(WHAT IS EXPECTED): Report in full every line of the records below that contains the string "highlight". Case counts.

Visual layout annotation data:
□ □ □ □ □

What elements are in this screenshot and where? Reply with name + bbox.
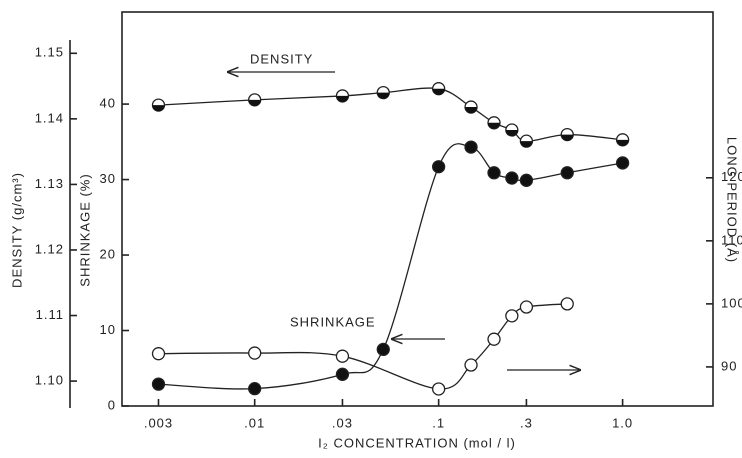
point-half <box>377 92 390 99</box>
point <box>431 160 446 174</box>
x-axis-label: I₂ CONCENTRATION (mol / l) <box>318 435 516 450</box>
y2-tick-label: 100 <box>721 295 742 310</box>
plot-frame <box>121 11 714 407</box>
point <box>505 171 519 185</box>
point <box>151 377 166 391</box>
x-tick-label: .03 <box>332 415 353 430</box>
point-half <box>248 99 261 106</box>
point-half <box>505 130 518 136</box>
y2-axis-label: LONG PERIOD (Å) <box>725 137 740 263</box>
series-line <box>158 303 568 390</box>
point <box>376 342 390 357</box>
point-half <box>488 122 501 129</box>
point <box>335 367 350 381</box>
point <box>151 347 166 361</box>
y3-tick-label: 1.10 <box>35 373 64 388</box>
point-half <box>432 88 445 95</box>
annotation: DENSITY <box>250 51 313 66</box>
point-half <box>561 134 574 141</box>
point <box>431 382 446 396</box>
point <box>505 309 519 323</box>
y3-tick-label: 1.14 <box>35 110 64 125</box>
y3-tick-label: 1.12 <box>35 241 64 256</box>
point-half <box>520 141 533 148</box>
point <box>615 156 630 170</box>
y3-tick-label: 1.13 <box>35 176 64 191</box>
y-tick-label: 40 <box>100 96 116 111</box>
y2-tick-label: 120 <box>721 169 742 184</box>
point <box>560 166 574 180</box>
x-tick-label: .3 <box>520 415 533 430</box>
point-half <box>152 105 165 112</box>
y-tick-label: 20 <box>100 246 116 261</box>
y2-tick-label: 110 <box>721 232 742 247</box>
y-tick-label: 0 <box>108 397 116 412</box>
point <box>519 173 534 187</box>
y-axis-label: SHRINKAGE (%) <box>77 173 92 286</box>
x-tick-label: .1 <box>432 415 445 430</box>
y3-tick-label: 1.11 <box>36 307 64 322</box>
y-tick-label: 30 <box>100 171 116 186</box>
point <box>464 358 478 372</box>
point <box>335 349 350 363</box>
x-tick-label: .003 <box>144 415 173 430</box>
point <box>464 140 478 154</box>
point <box>487 166 501 180</box>
series-line <box>158 87 623 142</box>
x-tick-label: 1.0 <box>612 415 633 430</box>
series-line <box>158 143 623 390</box>
point <box>519 300 534 314</box>
x-tick-label: .01 <box>244 415 265 430</box>
point-half <box>465 107 478 114</box>
point <box>248 381 262 396</box>
point <box>487 332 501 346</box>
y3-tick-label: 1.15 <box>35 45 64 60</box>
point <box>248 346 262 360</box>
annotation: SHRINKAGE <box>290 314 376 329</box>
y2-tick-label: 90 <box>721 358 737 373</box>
point-half <box>336 95 349 102</box>
y-tick-label: 10 <box>100 322 116 337</box>
point-half <box>616 139 629 146</box>
y3-axis-label: DENSITY (g/cm³) <box>9 172 24 288</box>
point <box>560 297 574 311</box>
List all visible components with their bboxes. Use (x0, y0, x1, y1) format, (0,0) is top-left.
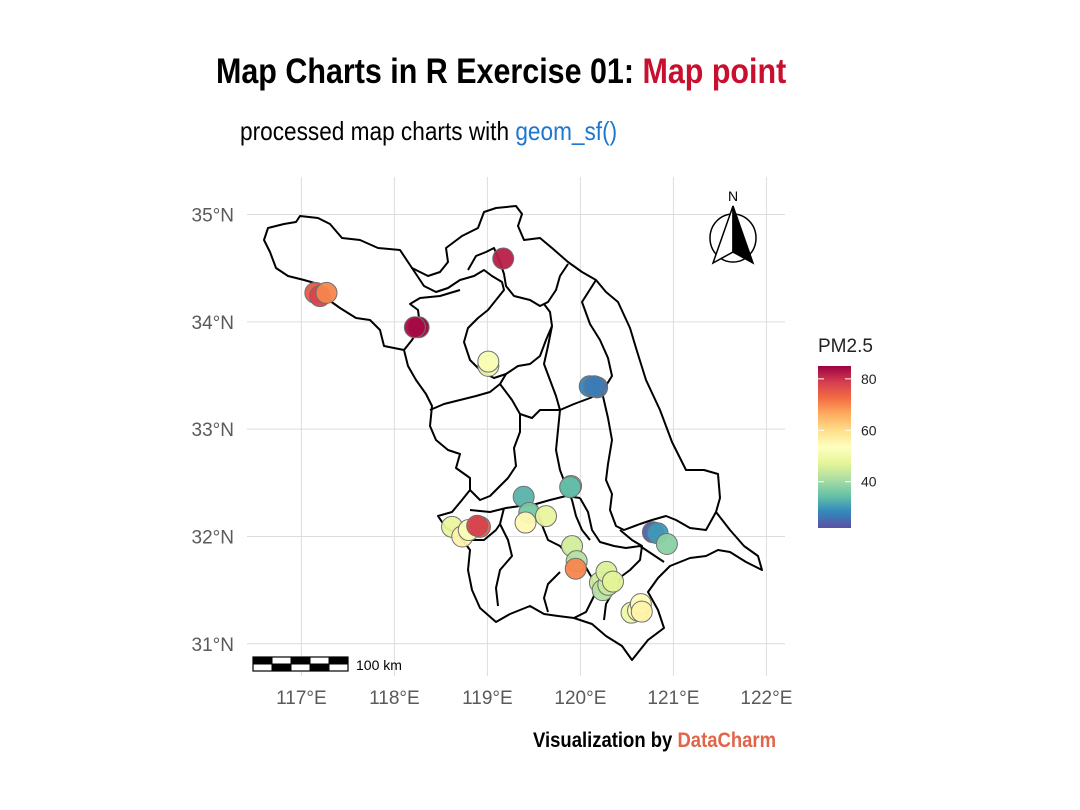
scale-bar-segment (252, 663, 273, 672)
boundary-yangzhou (469, 414, 521, 501)
pm25-point (583, 375, 606, 398)
pm25-points (304, 247, 678, 624)
y-tick-label: 34°N (192, 313, 234, 334)
province-map (263, 205, 763, 661)
pm25-point (466, 514, 489, 537)
legend-tick-label: 60 (861, 422, 877, 438)
scale-bar: 100 km (252, 656, 402, 673)
x-tick-label: 120°E (554, 688, 606, 709)
caption-highlight: DataCharm (677, 729, 777, 752)
graticule (247, 177, 785, 676)
pm25-point (564, 557, 587, 580)
y-tick-label: 35°N (192, 206, 234, 227)
jiangsu-outline (263, 205, 763, 661)
legend-tick-label: 80 (861, 371, 877, 387)
x-tick-label: 122°E (740, 688, 792, 709)
x-tick-label: 121°E (647, 688, 699, 709)
north-arrow: N (709, 188, 757, 265)
x-tick-label: 119°E (462, 688, 513, 709)
scale-bar-segment (329, 657, 348, 664)
legend-title: PM2.5 (818, 336, 873, 357)
north-arrow-label: N (728, 188, 738, 204)
pm25-point (477, 350, 500, 373)
chart-title: Map Charts in R Exercise 01: Map point (216, 52, 786, 92)
scale-bar-segment (271, 656, 292, 665)
pm25-point (630, 600, 653, 623)
scale-bar-segment (309, 656, 330, 665)
boundary-suqian-south (429, 373, 507, 411)
boundary-xuzhou-suqian (411, 267, 505, 301)
chart-subtitle: processed map charts with geom_sf() (240, 116, 617, 147)
boundary-lianyungang (467, 247, 569, 307)
pm25-point (492, 247, 515, 270)
legend-ticks: 40 60 80 (818, 371, 877, 490)
pm25-legend: PM2.5 40 60 80 (818, 336, 877, 528)
legend-tick-label: 40 (861, 474, 877, 490)
boundary-huaian-south (499, 383, 560, 419)
boundary-wuxi-suzhou (543, 571, 561, 613)
boundary-taizhou-nantong (601, 391, 717, 531)
y-tick-label: 32°N (192, 527, 234, 548)
scale-bar-label: 100 km (356, 657, 402, 673)
title-highlight: Map point (642, 52, 787, 91)
legend-colorbar (818, 366, 851, 528)
scale-bar-segment (272, 664, 291, 671)
scale-bar-segment (290, 663, 311, 672)
boundary-suqian-huaian (463, 299, 553, 379)
title-main: Map Charts in R Exercise 01: (216, 52, 643, 91)
scale-bar-segment (310, 664, 329, 671)
y-axis-ticks: 35°N 34°N 33°N 32°N 31°N (192, 206, 234, 656)
scale-bar-segment (253, 657, 272, 664)
caption-main: Visualization by (533, 729, 678, 752)
x-tick-label: 118°E (369, 688, 420, 709)
north-arrow-right-half (732, 205, 755, 265)
pm25-point (601, 570, 624, 593)
y-tick-label: 31°N (192, 635, 234, 656)
subtitle-highlight: geom_sf() (515, 116, 618, 146)
pm25-point (655, 533, 678, 556)
pm25-point (559, 476, 582, 499)
boundary-huaian-yancheng (543, 279, 613, 411)
scale-bar-segment (328, 663, 349, 672)
boundary-nanjing-zhenjiang (495, 507, 513, 607)
x-axis-ticks: 117°E 118°E 119°E 120°E 121°E 122°E (276, 688, 792, 709)
scale-bar-segment (291, 657, 310, 664)
pm25-point (534, 505, 557, 528)
x-tick-label: 117°E (276, 688, 327, 709)
pm25-point (315, 281, 338, 304)
caption: Visualization by DataCharm (533, 729, 776, 753)
subtitle-main: processed map charts with (240, 116, 516, 146)
boundary-changzhou-wuxi (579, 497, 665, 563)
pm25-point (403, 316, 426, 339)
pm25-point (514, 511, 537, 534)
y-tick-label: 33°N (192, 420, 234, 441)
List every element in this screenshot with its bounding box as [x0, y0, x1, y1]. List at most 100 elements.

□ □ □ □ □

(COMPLETED EXERCISE):
caption-highlight: DataCharm (677, 729, 777, 752)
title-highlight: Map point (642, 52, 787, 91)
subtitle-highlight: geom_sf() (515, 116, 618, 146)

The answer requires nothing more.